Problem requirements:
Return, word for word, every line that follows.

Recorded data:
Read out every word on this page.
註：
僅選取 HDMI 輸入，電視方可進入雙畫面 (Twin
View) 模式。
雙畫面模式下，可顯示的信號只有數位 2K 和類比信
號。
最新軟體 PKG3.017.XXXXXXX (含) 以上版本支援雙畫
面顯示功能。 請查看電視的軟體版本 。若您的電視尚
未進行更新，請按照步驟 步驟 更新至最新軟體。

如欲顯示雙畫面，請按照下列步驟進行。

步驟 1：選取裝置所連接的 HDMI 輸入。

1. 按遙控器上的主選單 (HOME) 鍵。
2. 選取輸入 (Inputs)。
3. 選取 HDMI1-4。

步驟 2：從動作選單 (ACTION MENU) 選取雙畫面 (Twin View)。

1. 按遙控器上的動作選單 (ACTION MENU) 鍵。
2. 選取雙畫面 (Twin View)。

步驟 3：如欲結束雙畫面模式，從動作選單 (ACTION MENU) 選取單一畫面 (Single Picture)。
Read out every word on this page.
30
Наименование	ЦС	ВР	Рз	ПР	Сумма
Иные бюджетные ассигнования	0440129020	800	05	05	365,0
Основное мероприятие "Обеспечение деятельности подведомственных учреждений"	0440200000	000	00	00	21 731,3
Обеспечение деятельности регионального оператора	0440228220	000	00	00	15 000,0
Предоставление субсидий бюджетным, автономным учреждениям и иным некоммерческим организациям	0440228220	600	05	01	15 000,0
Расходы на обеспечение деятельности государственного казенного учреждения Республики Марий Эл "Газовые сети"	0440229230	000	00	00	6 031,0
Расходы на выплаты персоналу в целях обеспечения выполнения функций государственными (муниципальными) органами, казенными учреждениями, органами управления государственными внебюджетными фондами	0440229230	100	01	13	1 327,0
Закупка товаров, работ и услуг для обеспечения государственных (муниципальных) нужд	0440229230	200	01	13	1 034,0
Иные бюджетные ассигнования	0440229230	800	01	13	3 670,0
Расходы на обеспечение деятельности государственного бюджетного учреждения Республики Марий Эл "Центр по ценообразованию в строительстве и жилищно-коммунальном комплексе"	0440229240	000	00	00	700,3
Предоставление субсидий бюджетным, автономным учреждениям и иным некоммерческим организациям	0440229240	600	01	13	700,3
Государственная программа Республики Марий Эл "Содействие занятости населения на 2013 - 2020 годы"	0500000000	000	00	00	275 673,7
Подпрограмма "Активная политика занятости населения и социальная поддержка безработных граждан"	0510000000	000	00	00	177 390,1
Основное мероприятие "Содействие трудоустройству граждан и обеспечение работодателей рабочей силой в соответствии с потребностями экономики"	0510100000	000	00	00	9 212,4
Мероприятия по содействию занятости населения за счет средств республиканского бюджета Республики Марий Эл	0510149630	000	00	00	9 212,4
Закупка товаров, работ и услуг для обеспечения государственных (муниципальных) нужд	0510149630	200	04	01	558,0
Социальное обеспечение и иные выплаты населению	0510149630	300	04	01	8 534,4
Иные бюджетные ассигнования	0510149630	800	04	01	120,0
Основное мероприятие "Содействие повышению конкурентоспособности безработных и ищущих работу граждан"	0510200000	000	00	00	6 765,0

Finished answer:
Read out every word on this page.
註：
僅選取 HDMI 輸入，電視方可進入雙畫面 (Twin
View) 模式。
雙畫面模式下，可顯示的信號只有數位 2K 和類比信
號。
最新軟體 PKG3.017.XXXXXXX (含) 以上版本支援雙畫
面顯示功能。 請查看電視的軟體版本 。若您的電視尚
未進行更新，請按照步驟 步驟 更新至最新軟體。

如欲顯示雙畫面，請按照下列步驟進行。

步驟 1：選取裝置所連接的 HDMI 輸入。

1. 按遙控器上的主選單 (HOME) 鍵。
2. 選取輸入 (Inputs)。
3. 選取 HDMI1-4。

步驟 2：從動作選單 (ACTION MENU) 選取雙畫面 (Twin View)。

1. 按遙控器上的動作選單 (ACTION MENU) 鍵。
2. 選取雙畫面 (Twin View)。

步驟 3：如欲結束雙畫面模式，從動作選單 (ACTION MENU) 選取單一畫面 (Single Picture)。
Read out every word on this page.
30
Наименование	ЦС	ВР	Рз	ПР	Сумма
Иные бюджетные ассигнования	0440129020	800	05	05	365,0
Основное мероприятие "Обеспечение деятельности подведомственных учреждений"	0440200000	000	00	00	21 731,3
Обеспечение деятельности регионального оператора	0440228220	000	00	00	15 000,0
Предоставление субсидий бюджетным, автономным учреждениям и иным некоммерческим организациям	0440228220	600	05	01	15 000,0
Расходы на обеспечение деятельности государственного казенного учреждения Республики Марий Эл "Газовые сети"	0440229230	000	00	00	6 031,0
Расходы на выплаты персоналу в целях обеспечения выполнения функций государственными (муниципальными) органами, казенными учреждениями, органами управления государственными внебюджетными фондами	0440229230	100	01	13	1 327,0
Закупка товаров, работ и услуг для обеспечения государственных (муниципальных) нужд	0440229230	200	01	13	1 034,0
Иные бюджетные ассигнования	0440229230	800	01	13	3 670,0
Расходы на обеспечение деятельности государственного бюджетного учреждения Республики Марий Эл "Центр по ценообразованию в строительстве и жилищно-коммунальном комплексе"	0440229240	000	00	00	700,3
Предоставление субсидий бюджетным, автономным учреждениям и иным некоммерческим организациям	0440229240	600	01	13	700,3
Государственная программа Республики Марий Эл "Содействие занятости населения на 2013 - 2020 годы"	0500000000	000	00	00	275 673,7
Подпрограмма "Активная политика занятости населения и социальная поддержка безработных граждан"	0510000000	000	00	00	177 390,1
Основное мероприятие "Содействие трудоустройству граждан и обеспечение работодателей рабочей силой в соответствии с потребностями экономики"	0510100000	000	00	00	9 212,4
Мероприятия по содействию занятости населения за счет средств республиканского бюджета Республики Марий Эл	0510149630	000	00	00	9 212,4
Закупка товаров, работ и услуг для обеспечения государственных (муниципальных) нужд	0510149630	200	04	01	558,0
Социальное обеспечение и иные выплаты населению	0510149630	300	04	01	8 534,4
Иные бюджетные ассигнования	0510149630	800	04	01	120,0
Основное мероприятие "Содействие повышению конкурентоспособности безработных и ищущих работу граждан"	0510200000	000	00	00	6 765,0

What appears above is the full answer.